Studio album by Paul McCandless & John Taylor & Pierluigi Balducci & Michele Rabbia
- Released: February 2017
- Recorded: October 2014
- Genre: Jazz
- Length: 48:00
- Label: Dodicilune
- Producer: Gabriele Rampino

= Evansiana =

Evansiana is a jazz album by a quartet with Paul McCandless, John Taylor, Pierluigi Balducci and Michele Rabbia. The album is an anthology of compositions by the pianist Bill Evans. It was released in February 2017 by the Italian label Dodicilune.

----------

:: Required task ::
In the Evansiana text, whose compositions does the album collect?

:: Data ::
----------

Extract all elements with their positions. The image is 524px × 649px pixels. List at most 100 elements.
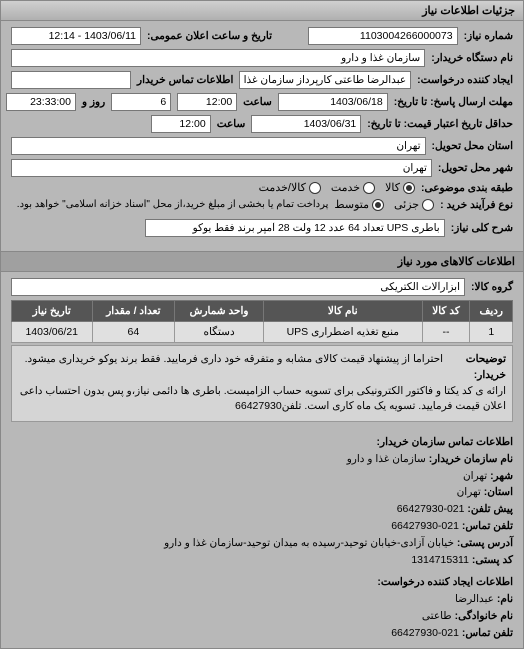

----------

:: Exercise answer ::
The pianist Bill Evans.